### What you should do
Scan the data. Collect each line that contains the word "with".

### Material to process
>> start
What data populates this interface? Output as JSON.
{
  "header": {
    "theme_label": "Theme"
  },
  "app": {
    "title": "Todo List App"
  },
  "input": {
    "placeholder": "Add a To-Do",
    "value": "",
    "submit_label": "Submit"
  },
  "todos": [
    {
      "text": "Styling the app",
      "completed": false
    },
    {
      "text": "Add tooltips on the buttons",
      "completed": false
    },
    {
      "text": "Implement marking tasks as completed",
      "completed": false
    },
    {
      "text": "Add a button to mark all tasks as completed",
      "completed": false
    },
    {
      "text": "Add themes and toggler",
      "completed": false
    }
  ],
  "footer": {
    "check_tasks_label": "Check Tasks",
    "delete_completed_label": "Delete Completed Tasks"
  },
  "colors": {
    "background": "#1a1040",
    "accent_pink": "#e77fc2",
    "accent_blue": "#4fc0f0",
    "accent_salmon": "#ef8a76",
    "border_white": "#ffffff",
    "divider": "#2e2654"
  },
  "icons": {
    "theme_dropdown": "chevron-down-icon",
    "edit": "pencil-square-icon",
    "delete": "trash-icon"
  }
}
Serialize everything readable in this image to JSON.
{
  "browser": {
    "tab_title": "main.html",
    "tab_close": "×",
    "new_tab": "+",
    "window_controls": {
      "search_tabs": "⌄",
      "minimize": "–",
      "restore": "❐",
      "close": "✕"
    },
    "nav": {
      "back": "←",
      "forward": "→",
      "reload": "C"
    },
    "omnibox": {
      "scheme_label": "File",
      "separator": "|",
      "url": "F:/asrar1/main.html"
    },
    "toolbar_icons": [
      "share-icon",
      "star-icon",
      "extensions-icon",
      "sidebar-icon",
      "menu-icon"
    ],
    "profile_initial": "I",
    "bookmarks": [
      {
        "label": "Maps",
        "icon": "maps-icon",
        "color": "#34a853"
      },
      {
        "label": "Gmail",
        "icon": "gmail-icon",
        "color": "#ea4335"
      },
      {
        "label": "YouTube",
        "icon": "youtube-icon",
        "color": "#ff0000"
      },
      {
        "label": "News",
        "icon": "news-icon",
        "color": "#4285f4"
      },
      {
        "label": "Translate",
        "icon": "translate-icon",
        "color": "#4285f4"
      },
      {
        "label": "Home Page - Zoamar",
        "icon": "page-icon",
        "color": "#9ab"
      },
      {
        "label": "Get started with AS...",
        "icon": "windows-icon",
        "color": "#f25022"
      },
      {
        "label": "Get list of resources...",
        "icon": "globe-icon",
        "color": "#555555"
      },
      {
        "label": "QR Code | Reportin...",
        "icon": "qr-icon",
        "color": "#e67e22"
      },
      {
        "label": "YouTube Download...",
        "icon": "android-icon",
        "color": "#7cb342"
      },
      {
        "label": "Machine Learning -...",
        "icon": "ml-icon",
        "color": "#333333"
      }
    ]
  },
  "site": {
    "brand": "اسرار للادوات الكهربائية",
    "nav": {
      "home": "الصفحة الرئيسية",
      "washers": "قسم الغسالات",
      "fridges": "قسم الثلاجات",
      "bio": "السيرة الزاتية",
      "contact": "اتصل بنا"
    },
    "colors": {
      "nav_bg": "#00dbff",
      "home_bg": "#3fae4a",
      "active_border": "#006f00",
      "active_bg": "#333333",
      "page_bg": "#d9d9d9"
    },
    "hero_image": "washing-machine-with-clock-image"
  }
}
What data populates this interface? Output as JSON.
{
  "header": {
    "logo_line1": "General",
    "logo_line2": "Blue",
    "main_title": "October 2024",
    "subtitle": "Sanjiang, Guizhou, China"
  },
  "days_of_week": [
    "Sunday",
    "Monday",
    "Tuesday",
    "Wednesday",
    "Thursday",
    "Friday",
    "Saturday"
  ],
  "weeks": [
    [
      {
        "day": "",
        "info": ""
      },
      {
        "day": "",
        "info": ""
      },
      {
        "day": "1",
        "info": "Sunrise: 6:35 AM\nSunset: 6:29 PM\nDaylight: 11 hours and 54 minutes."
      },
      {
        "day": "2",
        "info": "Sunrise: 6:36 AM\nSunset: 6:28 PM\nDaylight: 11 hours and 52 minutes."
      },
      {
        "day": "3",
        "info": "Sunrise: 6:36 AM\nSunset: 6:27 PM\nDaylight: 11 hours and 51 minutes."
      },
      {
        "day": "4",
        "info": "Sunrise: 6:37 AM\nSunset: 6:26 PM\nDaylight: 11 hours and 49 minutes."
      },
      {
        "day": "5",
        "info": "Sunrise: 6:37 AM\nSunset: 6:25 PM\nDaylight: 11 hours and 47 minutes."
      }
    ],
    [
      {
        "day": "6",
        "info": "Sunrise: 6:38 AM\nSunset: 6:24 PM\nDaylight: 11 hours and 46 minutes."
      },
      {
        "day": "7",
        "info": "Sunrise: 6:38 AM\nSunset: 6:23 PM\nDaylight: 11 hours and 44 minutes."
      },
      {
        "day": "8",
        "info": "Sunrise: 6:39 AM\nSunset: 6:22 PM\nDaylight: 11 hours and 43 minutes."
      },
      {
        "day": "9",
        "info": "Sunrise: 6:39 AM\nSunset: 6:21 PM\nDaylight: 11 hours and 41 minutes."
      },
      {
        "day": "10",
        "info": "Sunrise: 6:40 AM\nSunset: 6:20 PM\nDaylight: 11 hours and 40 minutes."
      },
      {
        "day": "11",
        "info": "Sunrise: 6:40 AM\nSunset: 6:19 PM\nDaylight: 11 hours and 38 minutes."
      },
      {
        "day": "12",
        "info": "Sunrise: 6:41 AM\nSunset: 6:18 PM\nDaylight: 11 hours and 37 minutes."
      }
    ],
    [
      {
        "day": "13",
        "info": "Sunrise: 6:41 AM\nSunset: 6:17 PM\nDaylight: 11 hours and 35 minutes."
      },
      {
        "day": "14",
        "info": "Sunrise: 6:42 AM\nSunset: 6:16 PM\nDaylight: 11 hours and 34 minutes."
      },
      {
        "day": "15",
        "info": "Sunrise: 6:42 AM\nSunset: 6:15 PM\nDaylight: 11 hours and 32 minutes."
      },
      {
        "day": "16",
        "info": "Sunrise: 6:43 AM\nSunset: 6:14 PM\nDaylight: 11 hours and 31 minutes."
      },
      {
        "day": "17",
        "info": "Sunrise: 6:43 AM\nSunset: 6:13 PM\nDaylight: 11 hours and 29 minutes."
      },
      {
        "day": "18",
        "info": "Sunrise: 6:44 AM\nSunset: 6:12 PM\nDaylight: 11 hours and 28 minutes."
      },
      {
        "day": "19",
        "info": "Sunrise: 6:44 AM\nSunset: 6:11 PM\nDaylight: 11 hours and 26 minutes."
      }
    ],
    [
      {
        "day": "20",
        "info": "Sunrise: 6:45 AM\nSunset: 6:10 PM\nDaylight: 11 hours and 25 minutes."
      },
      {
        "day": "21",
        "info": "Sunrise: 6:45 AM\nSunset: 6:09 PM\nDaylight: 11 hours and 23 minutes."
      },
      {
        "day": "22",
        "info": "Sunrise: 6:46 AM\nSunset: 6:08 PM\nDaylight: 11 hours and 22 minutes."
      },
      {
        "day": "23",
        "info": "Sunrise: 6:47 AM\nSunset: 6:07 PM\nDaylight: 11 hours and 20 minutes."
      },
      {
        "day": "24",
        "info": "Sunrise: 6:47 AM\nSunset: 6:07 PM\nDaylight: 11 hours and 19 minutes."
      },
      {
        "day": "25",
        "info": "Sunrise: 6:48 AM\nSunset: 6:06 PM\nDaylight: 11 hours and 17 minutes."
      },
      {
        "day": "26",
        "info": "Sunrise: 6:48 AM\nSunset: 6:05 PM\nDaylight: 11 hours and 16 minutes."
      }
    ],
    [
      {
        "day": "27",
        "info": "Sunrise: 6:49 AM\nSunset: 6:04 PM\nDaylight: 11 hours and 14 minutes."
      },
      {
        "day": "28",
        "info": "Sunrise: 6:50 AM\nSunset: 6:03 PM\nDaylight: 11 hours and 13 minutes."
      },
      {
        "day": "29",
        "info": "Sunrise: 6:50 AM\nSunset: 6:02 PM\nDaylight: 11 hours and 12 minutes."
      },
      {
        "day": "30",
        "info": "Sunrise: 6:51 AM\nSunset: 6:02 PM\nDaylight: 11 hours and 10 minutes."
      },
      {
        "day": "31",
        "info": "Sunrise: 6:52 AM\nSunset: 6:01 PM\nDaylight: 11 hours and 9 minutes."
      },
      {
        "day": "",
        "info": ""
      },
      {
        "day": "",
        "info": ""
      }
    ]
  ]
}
>> end
### Written answer
        "label": "Get started with AS...",
    "hero_image": "washing-machine-with-clock-image"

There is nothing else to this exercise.